● **The problem**
Pick out each line containing the string "Inhba" and copy it.

● **Task inputs**

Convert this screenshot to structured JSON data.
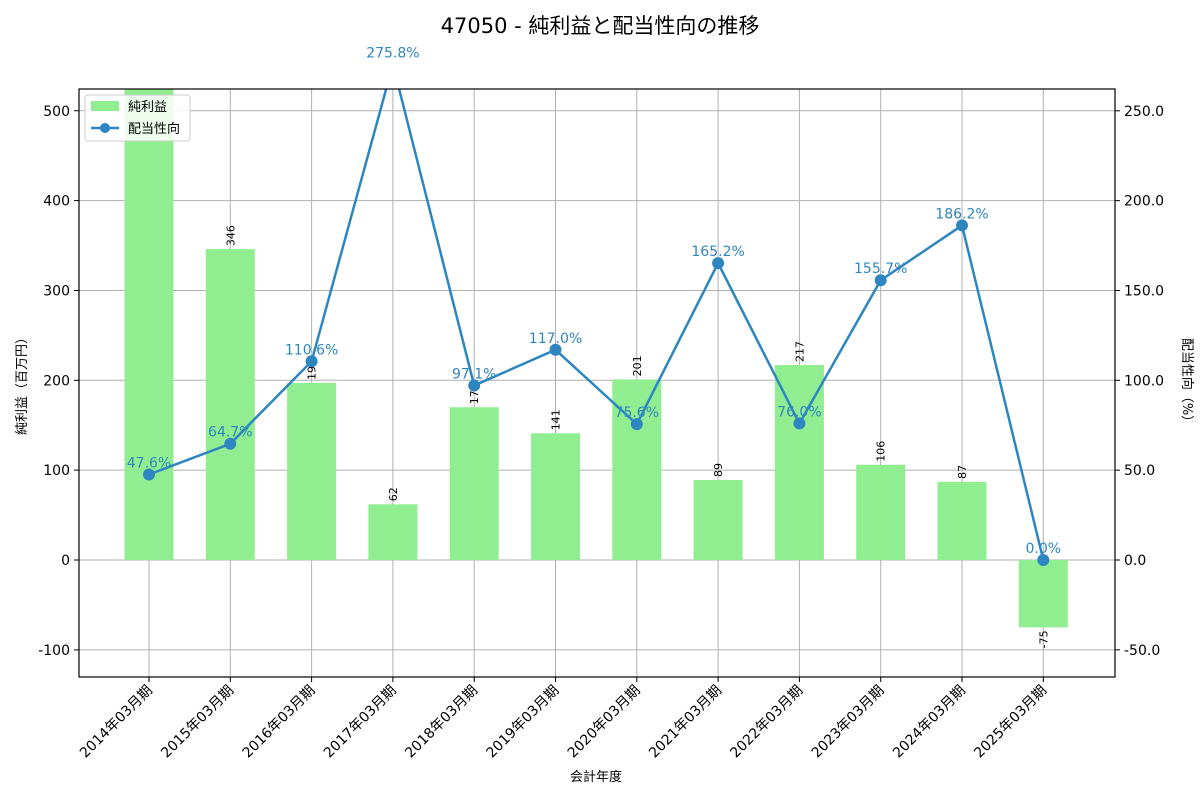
{
  "chart_data": {
    "type": "bar+line",
    "title": "47050 - 純利益と配当性向の推移",
    "xlabel": "会計年度",
    "ylabel_left": "純利益（百万円）",
    "ylabel_right": "配当性向（%）",
    "categories": [
      "2014年03月期",
      "2015年03月期",
      "2016年03月期",
      "2017年03月期",
      "2018年03月期",
      "2019年03月期",
      "2020年03月期",
      "2021年03月期",
      "2022年03月期",
      "2023年03月期",
      "2024年03月期",
      "2025年03月期"
    ],
    "series": [
      {
        "name": "純利益",
        "type": "bar",
        "axis": "left",
        "color": "#90ee90",
        "values": [
          560,
          346,
          197,
          62,
          170,
          141,
          201,
          89,
          217,
          106,
          87,
          -75
        ],
        "labels": [
          "",
          "346",
          "197",
          "62",
          "170",
          "141",
          "201",
          "89",
          "217",
          "106",
          "87",
          "-75"
        ]
      },
      {
        "name": "配当性向",
        "type": "line",
        "axis": "right",
        "color": "#2e86c1",
        "values": [
          47.6,
          64.7,
          110.6,
          275.8,
          97.1,
          117.0,
          75.6,
          165.2,
          76.0,
          155.7,
          186.2,
          0.0
        ],
        "labels": [
          "47.6%",
          "64.7%",
          "110.6%",
          "275.8%",
          "97.1%",
          "117.0%",
          "75.6%",
          "165.2%",
          "76.0%",
          "155.7%",
          "186.2%",
          "0.0%"
        ]
      }
    ],
    "ylim_left": [
      -130,
      525
    ],
    "ylim_right": [
      -65,
      262.5
    ],
    "yticks_left": [
      "-100",
      "0",
      "100",
      "200",
      "300",
      "400",
      "500"
    ],
    "yticks_left_values": [
      -100,
      0,
      100,
      200,
      300,
      400,
      500
    ],
    "yticks_right": [
      "-50.0",
      "0.0",
      "50.0",
      "100.0",
      "150.0",
      "200.0",
      "250.0"
    ],
    "yticks_right_values": [
      -50,
      0,
      50,
      100,
      150,
      200,
      250
    ],
    "grid": true,
    "legend_position": "upper left"
  }
}
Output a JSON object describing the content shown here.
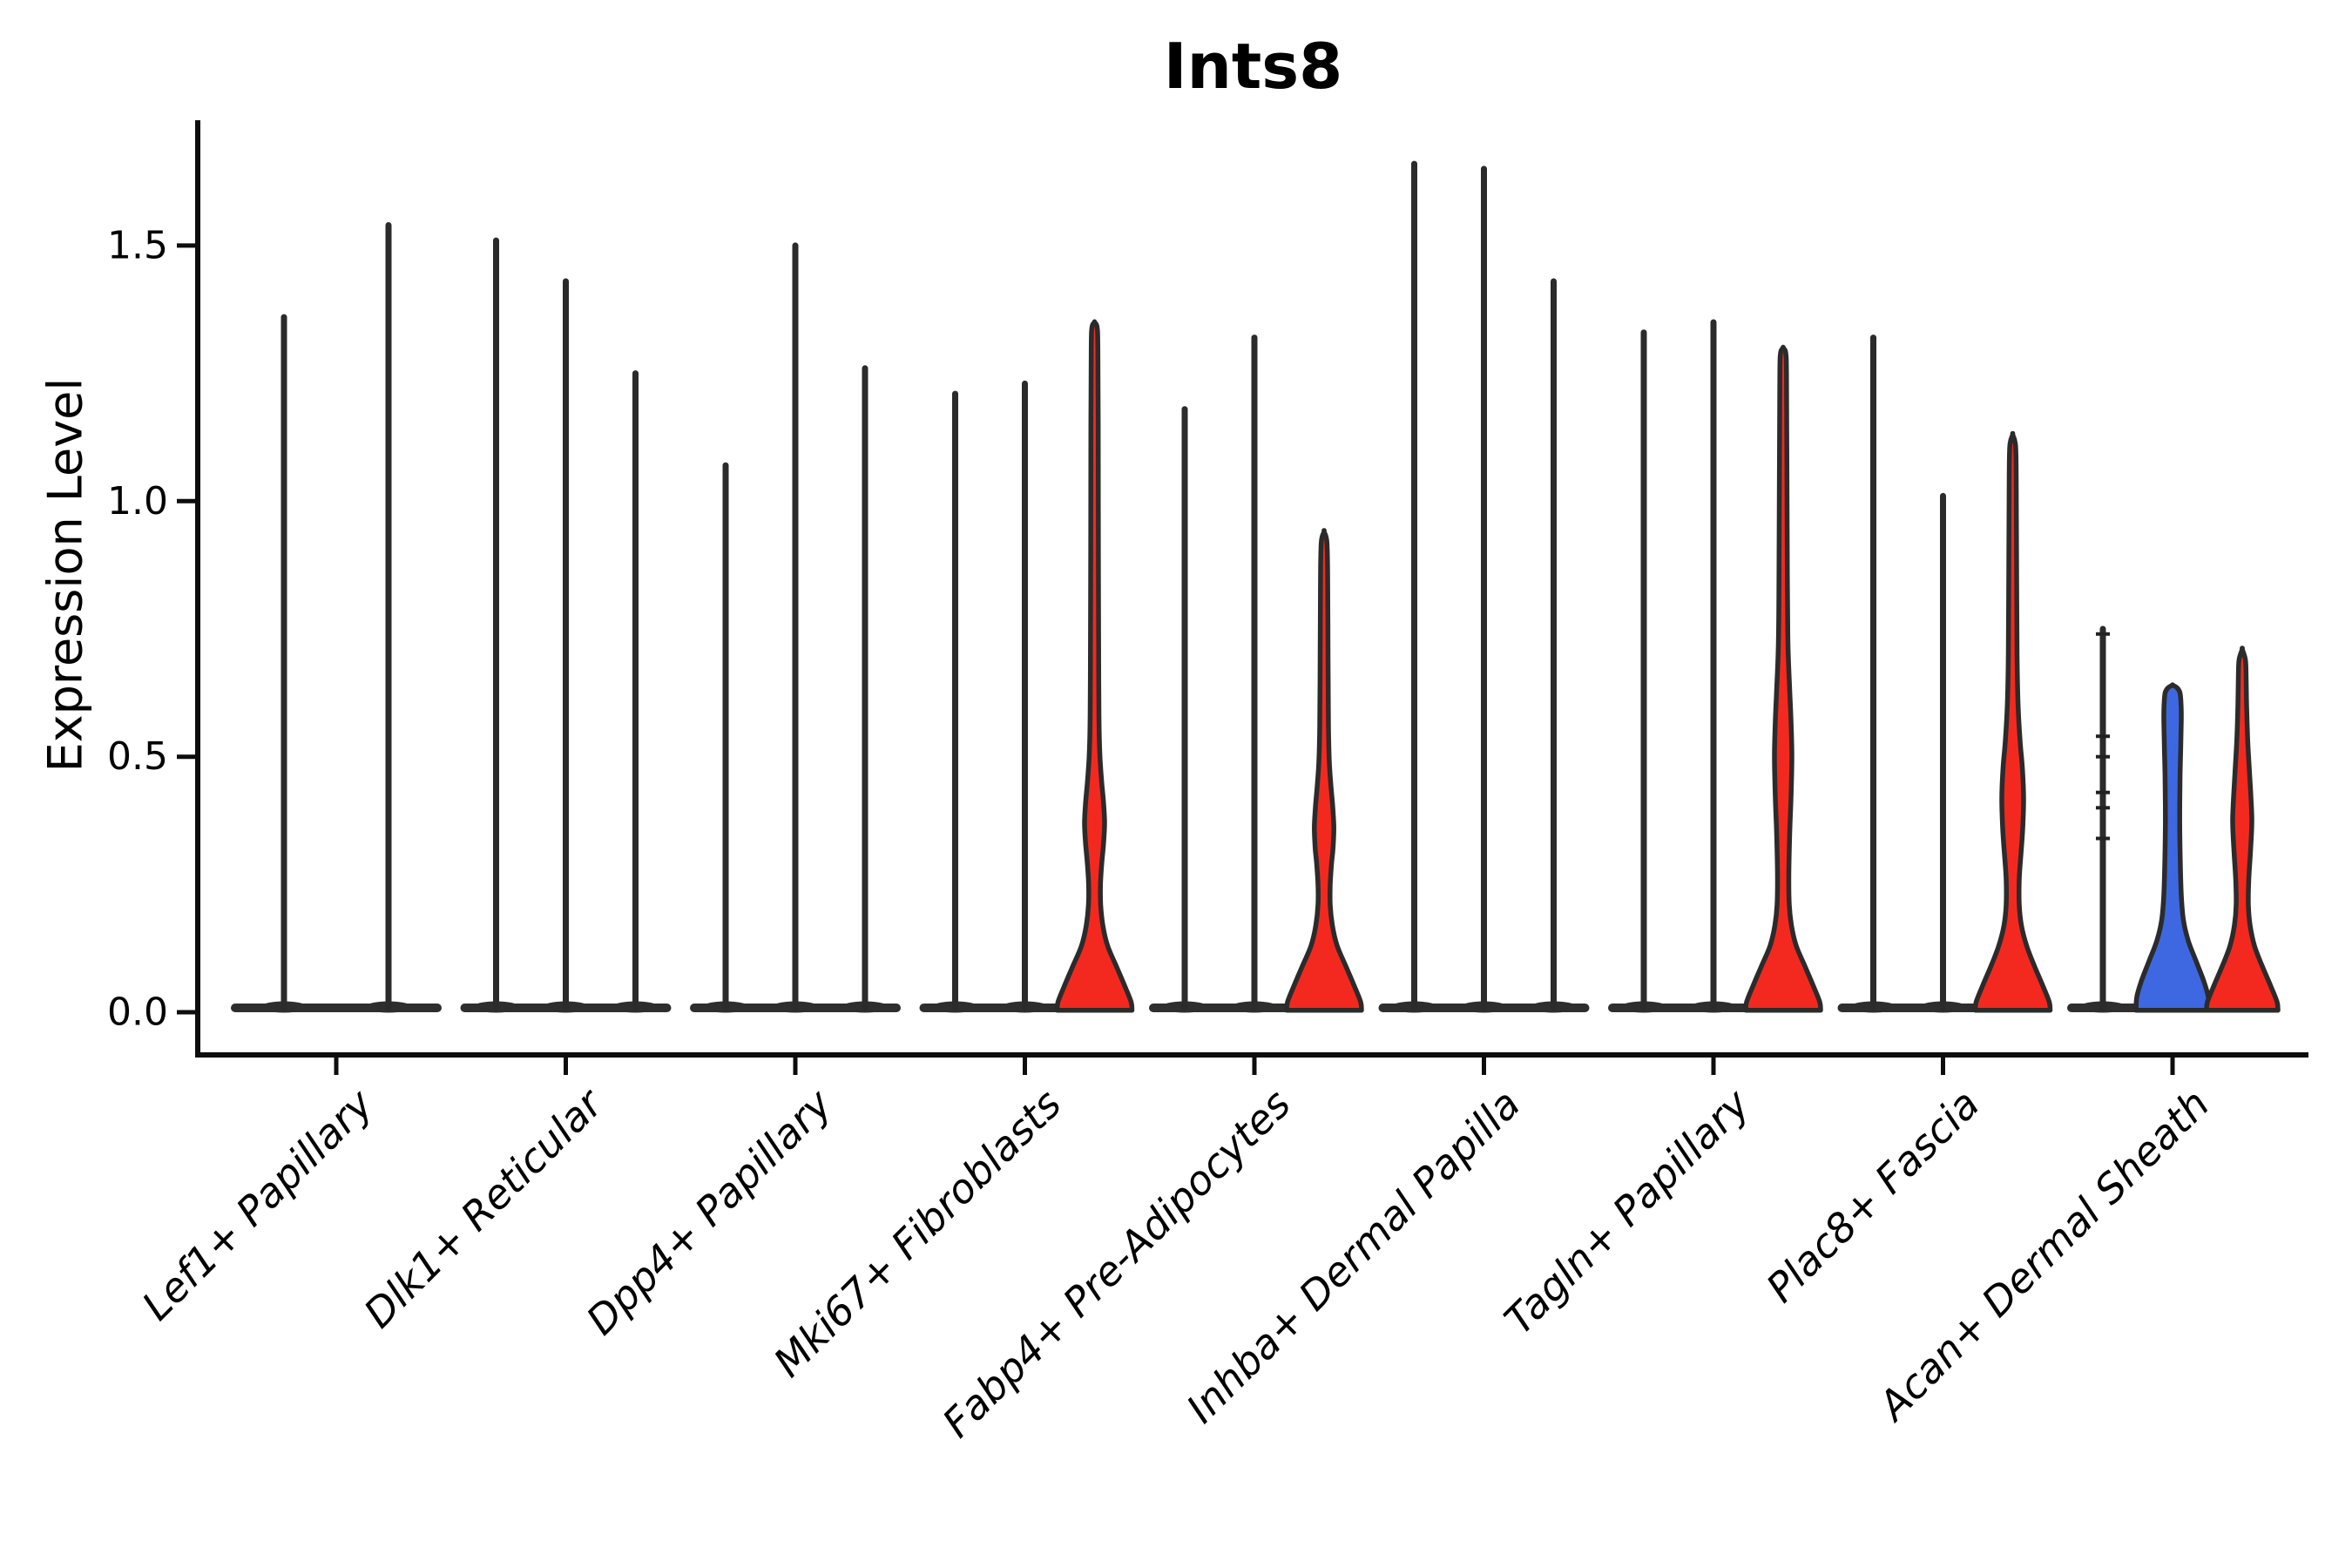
{
  "chart_data": {
    "type": "violin",
    "title": "Ints8",
    "ylabel": "Expression Level",
    "xlabel": "",
    "ylim": [
      0,
      1.74
    ],
    "yticks": [
      "0.0",
      "0.5",
      "1.0",
      "1.5"
    ],
    "ytick_values": [
      0,
      0.5,
      1.0,
      1.5
    ],
    "grid": false,
    "legend": "none",
    "categories": [
      "Lef1+ Papillary",
      "Dlk1+ Reticular",
      "Dpp4+ Papillary",
      "Mki67+ Fibroblasts",
      "Fabp4+ Pre-Adipocytes",
      "Inhba+ Dermal Papilla",
      "Tagln+ Papillary",
      "Plac8+ Fascia",
      "Acan+ Dermal Sheath"
    ],
    "colors": {
      "red": "#f3291f",
      "blue": "#3e68e1",
      "outline": "#2b2b2b",
      "axis": "#0d0d0d",
      "baseline_bar": "#2e2e2e",
      "text": "#000000",
      "background": "#ffffff"
    },
    "groups": [
      {
        "category": "Lef1+ Papillary",
        "violins": [
          {
            "max": 1.36,
            "fill": "none"
          },
          {
            "max": 1.54,
            "fill": "none"
          }
        ]
      },
      {
        "category": "Dlk1+ Reticular",
        "violins": [
          {
            "max": 1.51,
            "fill": "none"
          },
          {
            "max": 1.43,
            "fill": "none"
          },
          {
            "max": 1.25,
            "fill": "none"
          }
        ]
      },
      {
        "category": "Dpp4+ Papillary",
        "violins": [
          {
            "max": 1.07,
            "fill": "none"
          },
          {
            "max": 1.5,
            "fill": "none"
          },
          {
            "max": 1.26,
            "fill": "none"
          }
        ]
      },
      {
        "category": "Mki67+ Fibroblasts",
        "violins": [
          {
            "max": 1.21,
            "fill": "none"
          },
          {
            "max": 1.23,
            "fill": "none"
          },
          {
            "max": 1.35,
            "fill": "red",
            "profile": [
              [
                0.004,
                43
              ],
              [
                0.02,
                42
              ],
              [
                0.05,
                35
              ],
              [
                0.09,
                25
              ],
              [
                0.13,
                15
              ],
              [
                0.17,
                9.5
              ],
              [
                0.21,
                7
              ],
              [
                0.25,
                6.8
              ],
              [
                0.29,
                8.2
              ],
              [
                0.33,
                10.3
              ],
              [
                0.37,
                11.5
              ],
              [
                0.41,
                10.3
              ],
              [
                0.45,
                8.2
              ],
              [
                0.5,
                6.2
              ],
              [
                0.56,
                5.2
              ],
              [
                0.65,
                4.8
              ],
              [
                0.9,
                4.4
              ],
              [
                1.15,
                4.2
              ],
              [
                1.3,
                3.8
              ],
              [
                1.34,
                3
              ],
              [
                1.35,
                0
              ]
            ]
          }
        ]
      },
      {
        "category": "Fabp4+ Pre-Adipocytes",
        "violins": [
          {
            "max": 1.18,
            "fill": "none"
          },
          {
            "max": 1.32,
            "fill": "none"
          },
          {
            "max": 0.94,
            "fill": "red",
            "profile": [
              [
                0.004,
                43
              ],
              [
                0.02,
                42
              ],
              [
                0.05,
                35
              ],
              [
                0.09,
                25
              ],
              [
                0.13,
                15
              ],
              [
                0.17,
                9.5
              ],
              [
                0.21,
                7
              ],
              [
                0.25,
                7
              ],
              [
                0.29,
                8.5
              ],
              [
                0.32,
                10.2
              ],
              [
                0.36,
                11.2
              ],
              [
                0.4,
                10
              ],
              [
                0.44,
                8
              ],
              [
                0.49,
                6
              ],
              [
                0.56,
                5
              ],
              [
                0.7,
                4.5
              ],
              [
                0.85,
                4.1
              ],
              [
                0.92,
                3.2
              ],
              [
                0.94,
                0
              ]
            ]
          }
        ]
      },
      {
        "category": "Inhba+ Dermal Papilla",
        "violins": [
          {
            "max": 1.66,
            "fill": "none"
          },
          {
            "max": 1.65,
            "fill": "none"
          },
          {
            "max": 1.43,
            "fill": "none"
          }
        ]
      },
      {
        "category": "Tagln+ Papillary",
        "violins": [
          {
            "max": 1.33,
            "fill": "none"
          },
          {
            "max": 1.35,
            "fill": "none"
          },
          {
            "max": 1.3,
            "fill": "red",
            "profile": [
              [
                0.004,
                43
              ],
              [
                0.02,
                42
              ],
              [
                0.05,
                35
              ],
              [
                0.09,
                25
              ],
              [
                0.13,
                15
              ],
              [
                0.17,
                9.5
              ],
              [
                0.21,
                7
              ],
              [
                0.27,
                6.5
              ],
              [
                0.35,
                7.5
              ],
              [
                0.42,
                9
              ],
              [
                0.5,
                10
              ],
              [
                0.57,
                9
              ],
              [
                0.63,
                7.5
              ],
              [
                0.72,
                5.5
              ],
              [
                0.85,
                4.8
              ],
              [
                1.1,
                4.2
              ],
              [
                1.25,
                3.8
              ],
              [
                1.29,
                3
              ],
              [
                1.3,
                0
              ]
            ]
          }
        ]
      },
      {
        "category": "Plac8+ Fascia",
        "violins": [
          {
            "max": 1.32,
            "fill": "none"
          },
          {
            "max": 1.01,
            "fill": "none"
          },
          {
            "max": 1.13,
            "fill": "red",
            "profile": [
              [
                0.004,
                43
              ],
              [
                0.02,
                42
              ],
              [
                0.05,
                35
              ],
              [
                0.09,
                25
              ],
              [
                0.13,
                16
              ],
              [
                0.17,
                10
              ],
              [
                0.21,
                7.5
              ],
              [
                0.26,
                7.5
              ],
              [
                0.31,
                9.5
              ],
              [
                0.36,
                11.5
              ],
              [
                0.42,
                12.5
              ],
              [
                0.48,
                11
              ],
              [
                0.53,
                8.5
              ],
              [
                0.6,
                6.2
              ],
              [
                0.7,
                5
              ],
              [
                0.9,
                4.4
              ],
              [
                1.05,
                4
              ],
              [
                1.11,
                3.2
              ],
              [
                1.13,
                0
              ]
            ]
          }
        ]
      },
      {
        "category": "Acan+ Dermal Sheath",
        "violins": [
          {
            "max": 0.75,
            "fill": "none",
            "points": [
              0.74,
              0.54,
              0.5,
              0.43,
              0.4,
              0.34
            ]
          },
          {
            "max": 0.64,
            "fill": "blue",
            "profile": [
              [
                0.004,
                42
              ],
              [
                0.03,
                41
              ],
              [
                0.06,
                36
              ],
              [
                0.1,
                27
              ],
              [
                0.14,
                18
              ],
              [
                0.18,
                12.5
              ],
              [
                0.23,
                10
              ],
              [
                0.3,
                8.8
              ],
              [
                0.38,
                8.2
              ],
              [
                0.46,
                8.6
              ],
              [
                0.52,
                9.4
              ],
              [
                0.57,
                10
              ],
              [
                0.6,
                9.8
              ],
              [
                0.625,
                8.5
              ],
              [
                0.635,
                5
              ],
              [
                0.64,
                0
              ]
            ]
          },
          {
            "max": 0.71,
            "fill": "red",
            "profile": [
              [
                0.004,
                41
              ],
              [
                0.02,
                40
              ],
              [
                0.05,
                33
              ],
              [
                0.09,
                23
              ],
              [
                0.13,
                14
              ],
              [
                0.17,
                9
              ],
              [
                0.21,
                7
              ],
              [
                0.26,
                7.5
              ],
              [
                0.31,
                9.3
              ],
              [
                0.35,
                10.6
              ],
              [
                0.38,
                11
              ],
              [
                0.42,
                10
              ],
              [
                0.47,
                8.3
              ],
              [
                0.53,
                6.3
              ],
              [
                0.6,
                5
              ],
              [
                0.66,
                4.4
              ],
              [
                0.69,
                3.6
              ],
              [
                0.71,
                0
              ]
            ]
          }
        ]
      }
    ]
  }
}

● **Result of the exercise**
      "Inhba+ Dermal Papilla",
        "category": "Inhba+ Dermal Papilla",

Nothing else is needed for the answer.